Passage provided:
______________________________

Next door is an exhibit I prefer to anything in the Marker show, perhaps because it’s more physical and site-specific. It’s Continuum of Repair: The Light of Jacobs Ladder, by Kader Attia. A room-size shelving cabinet of books surrounds a smaller glass cabinet of scientific curios. At the centre, the visitor climbs a set of steps to discover an illusion of an infinite ladder, created using mirrors and fluorescent tubes. The gallery captions make no mention of Borges’s ‘Library of Babel’, but it’s a perfect illustration. I still love the simple magic of creating infinity by turning two mirrors against each other. That’s the great thing about infinity: the pleasure is endless.
* * *
Sunday 22nd June 2014. Across the road to the Boogaloo, for a gig by Martin White’s Mystery Fax Machine Orchestra. As was the case last year, about two dozen musicians are crammed into one corner of the pub. Mr White is on the Boogaloo’s upright piano, backed with the MFMO on violins, cellos, brass, woodwind, drums, plus electric bass. Fosca’s Kate Dornan is on tuba, while the bass is played by Rhodri Marsden. The guest acts on this occasion are Chris T-T (who once gave Fosca a lift home), and the 90s band Dubstar. Or rather, singer Sarah Blackwood and guitarist Chris Wilkie playing the songs of Dubstar, specially arranged for this mini-orchestra.

______________________________

Directions:
a: Repeat the diary passage from "Next door is" to "pleasure is endless.", inclusive.
b: According to the diary passage, who plays tuba in Martin White's Mystery Fax Machine Orchestra at the Boogaloo gig?
c: Resume the diary passage about the Boogaloo gig after its final sentence.
The lines after this diary passage come from an unrelated source.

Region boundary records:

______________________________

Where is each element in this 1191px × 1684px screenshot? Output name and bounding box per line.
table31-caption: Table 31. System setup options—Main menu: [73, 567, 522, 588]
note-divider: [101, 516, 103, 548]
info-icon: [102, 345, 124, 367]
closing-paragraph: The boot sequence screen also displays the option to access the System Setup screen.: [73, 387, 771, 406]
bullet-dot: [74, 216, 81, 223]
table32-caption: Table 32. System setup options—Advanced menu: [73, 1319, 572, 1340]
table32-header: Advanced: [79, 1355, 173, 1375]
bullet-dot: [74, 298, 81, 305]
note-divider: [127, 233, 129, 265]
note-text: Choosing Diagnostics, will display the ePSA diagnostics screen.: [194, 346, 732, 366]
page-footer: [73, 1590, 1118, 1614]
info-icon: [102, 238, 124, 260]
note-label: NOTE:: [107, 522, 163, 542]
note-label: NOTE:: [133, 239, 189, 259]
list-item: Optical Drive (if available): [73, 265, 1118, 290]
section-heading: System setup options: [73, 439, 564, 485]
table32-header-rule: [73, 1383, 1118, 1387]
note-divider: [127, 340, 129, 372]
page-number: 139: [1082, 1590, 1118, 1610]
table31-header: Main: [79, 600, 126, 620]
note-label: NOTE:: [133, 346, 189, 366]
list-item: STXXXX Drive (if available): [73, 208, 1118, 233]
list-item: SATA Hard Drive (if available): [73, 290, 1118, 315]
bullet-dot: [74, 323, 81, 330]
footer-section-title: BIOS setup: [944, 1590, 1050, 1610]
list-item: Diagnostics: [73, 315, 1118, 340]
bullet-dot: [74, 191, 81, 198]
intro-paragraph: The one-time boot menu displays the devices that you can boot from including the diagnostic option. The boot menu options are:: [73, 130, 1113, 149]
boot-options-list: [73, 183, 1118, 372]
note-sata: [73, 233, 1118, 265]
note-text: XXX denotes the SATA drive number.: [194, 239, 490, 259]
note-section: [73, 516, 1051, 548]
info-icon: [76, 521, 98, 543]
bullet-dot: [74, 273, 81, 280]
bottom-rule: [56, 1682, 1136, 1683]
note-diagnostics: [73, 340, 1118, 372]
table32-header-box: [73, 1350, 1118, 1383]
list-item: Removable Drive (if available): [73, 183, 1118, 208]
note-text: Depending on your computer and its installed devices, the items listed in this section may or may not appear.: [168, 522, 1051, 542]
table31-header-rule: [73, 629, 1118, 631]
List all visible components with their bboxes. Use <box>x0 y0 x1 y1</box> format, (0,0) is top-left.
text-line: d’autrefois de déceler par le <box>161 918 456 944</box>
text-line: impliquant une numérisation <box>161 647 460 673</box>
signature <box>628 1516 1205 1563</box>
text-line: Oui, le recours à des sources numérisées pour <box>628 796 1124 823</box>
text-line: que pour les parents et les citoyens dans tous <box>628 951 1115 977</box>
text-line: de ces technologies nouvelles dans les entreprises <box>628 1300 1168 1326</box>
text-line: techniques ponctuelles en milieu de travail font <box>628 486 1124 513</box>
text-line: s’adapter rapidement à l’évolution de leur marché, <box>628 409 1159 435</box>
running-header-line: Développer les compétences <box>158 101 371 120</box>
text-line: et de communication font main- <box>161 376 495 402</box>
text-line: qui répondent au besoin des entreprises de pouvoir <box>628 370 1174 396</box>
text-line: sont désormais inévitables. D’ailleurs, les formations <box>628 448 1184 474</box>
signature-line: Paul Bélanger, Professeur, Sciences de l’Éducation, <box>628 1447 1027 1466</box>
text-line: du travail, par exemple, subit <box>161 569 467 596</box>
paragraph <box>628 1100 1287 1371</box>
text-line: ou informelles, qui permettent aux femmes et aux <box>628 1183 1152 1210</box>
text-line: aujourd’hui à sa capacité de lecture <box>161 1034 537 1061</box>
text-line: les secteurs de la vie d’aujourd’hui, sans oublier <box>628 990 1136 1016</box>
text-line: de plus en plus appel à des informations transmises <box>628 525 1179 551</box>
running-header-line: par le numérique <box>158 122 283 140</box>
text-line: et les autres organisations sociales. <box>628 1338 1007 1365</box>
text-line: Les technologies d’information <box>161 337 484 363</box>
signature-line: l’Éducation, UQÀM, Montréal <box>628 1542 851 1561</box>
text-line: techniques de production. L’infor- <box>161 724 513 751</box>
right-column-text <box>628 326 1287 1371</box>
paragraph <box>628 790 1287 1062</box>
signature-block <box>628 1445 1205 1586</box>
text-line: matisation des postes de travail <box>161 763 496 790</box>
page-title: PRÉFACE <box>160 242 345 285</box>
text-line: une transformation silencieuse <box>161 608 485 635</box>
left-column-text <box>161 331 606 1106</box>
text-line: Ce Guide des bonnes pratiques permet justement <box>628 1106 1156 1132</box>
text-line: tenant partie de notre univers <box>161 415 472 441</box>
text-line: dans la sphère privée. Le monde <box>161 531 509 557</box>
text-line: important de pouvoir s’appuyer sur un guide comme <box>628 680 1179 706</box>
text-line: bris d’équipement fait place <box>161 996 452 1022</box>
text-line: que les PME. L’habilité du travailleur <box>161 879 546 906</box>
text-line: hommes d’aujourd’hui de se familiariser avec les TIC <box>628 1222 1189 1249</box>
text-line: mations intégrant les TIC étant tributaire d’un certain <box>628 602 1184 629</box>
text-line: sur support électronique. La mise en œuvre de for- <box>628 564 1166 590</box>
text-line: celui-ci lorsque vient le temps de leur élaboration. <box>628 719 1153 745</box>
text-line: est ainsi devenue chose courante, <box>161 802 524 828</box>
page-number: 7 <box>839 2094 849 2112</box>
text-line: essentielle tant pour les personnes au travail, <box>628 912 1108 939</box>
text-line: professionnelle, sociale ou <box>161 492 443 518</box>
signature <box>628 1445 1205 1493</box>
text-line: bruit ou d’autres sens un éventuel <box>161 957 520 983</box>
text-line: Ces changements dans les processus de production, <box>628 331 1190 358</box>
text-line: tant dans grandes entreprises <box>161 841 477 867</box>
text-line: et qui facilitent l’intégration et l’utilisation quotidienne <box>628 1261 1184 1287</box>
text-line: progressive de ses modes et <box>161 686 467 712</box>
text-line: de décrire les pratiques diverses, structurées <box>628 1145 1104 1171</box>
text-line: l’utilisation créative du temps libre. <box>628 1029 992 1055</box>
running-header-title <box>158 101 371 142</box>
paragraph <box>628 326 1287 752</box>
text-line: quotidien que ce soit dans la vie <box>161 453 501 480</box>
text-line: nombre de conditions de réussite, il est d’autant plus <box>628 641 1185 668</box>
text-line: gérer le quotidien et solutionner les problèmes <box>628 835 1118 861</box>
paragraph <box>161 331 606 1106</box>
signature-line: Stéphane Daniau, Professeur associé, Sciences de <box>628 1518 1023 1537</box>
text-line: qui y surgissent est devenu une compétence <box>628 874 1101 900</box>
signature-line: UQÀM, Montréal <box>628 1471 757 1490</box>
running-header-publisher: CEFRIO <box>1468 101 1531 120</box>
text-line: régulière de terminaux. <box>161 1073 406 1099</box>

______________________________

Exercise responses:
a:
Next door is an exhibit I prefer to anything in the Marker show, perhaps because it’s more physical and site-specific. It’s Continuum of Repair: The Light of Jacobs Ladder, by Kader Attia. A room-size shelving cabinet of books surrounds a smaller glass cabinet of scientific curios. At the centre, the visitor climbs a set of steps to discover an illusion of an infinite ladder, created using mirrors and fluorescent tubes. The gallery captions make no mention of Borges’s ‘Library of Babel’, but it’s a perfect illustration. I still love the simple magic of creating infinity by turning two mirrors against each other. That’s the great thing about infinity: the pleasure is endless.

b: Kate Dornan of Fosca plays tuba.

c:
I was something of a Dubstar fan in the 90s: the last time I saw them was at Shepherd’s Bush Empire in 1998. Today I can’t resist writing down the songs as I recognise each one, just like I did in my music fan days: ‘The Self Same Thing’ (a superior version to that on record – they should record it), ‘Elevator Song’, ‘My Start In Wallsend’, ‘Not So Manic Now’, ‘A Northern Bride’ (a b-side), ‘Wearchest’, ‘Stars’, ‘Ghost’, ‘Disgraceful’. Afterwards I chat with Sarah and Chris, and also with the guitarist James Walbourne, here for the birthday of ‘The Rabbi’, one of the Boogaloo’s regular characters. JW turns out to be a fellow Sondheim fan.
* * *
Monday 23rd June 2014. I bump into Ben Goldacre, he of Bad Science fame, outside Highgate tube. Ben G turns out to be a fellow Momus fan. This is how my unplanned encounters often play out: discussions of paths crossed, then of shared acquaintances and shared tastes, then realisations of coincidence. It’s probably possible to play Six Degrees Of Dickon Edwards.
A favourite word of mine is ‘anhedonic’, meaning an inability to take pleasure in things. With supreme irony, using the word gives me pleasure.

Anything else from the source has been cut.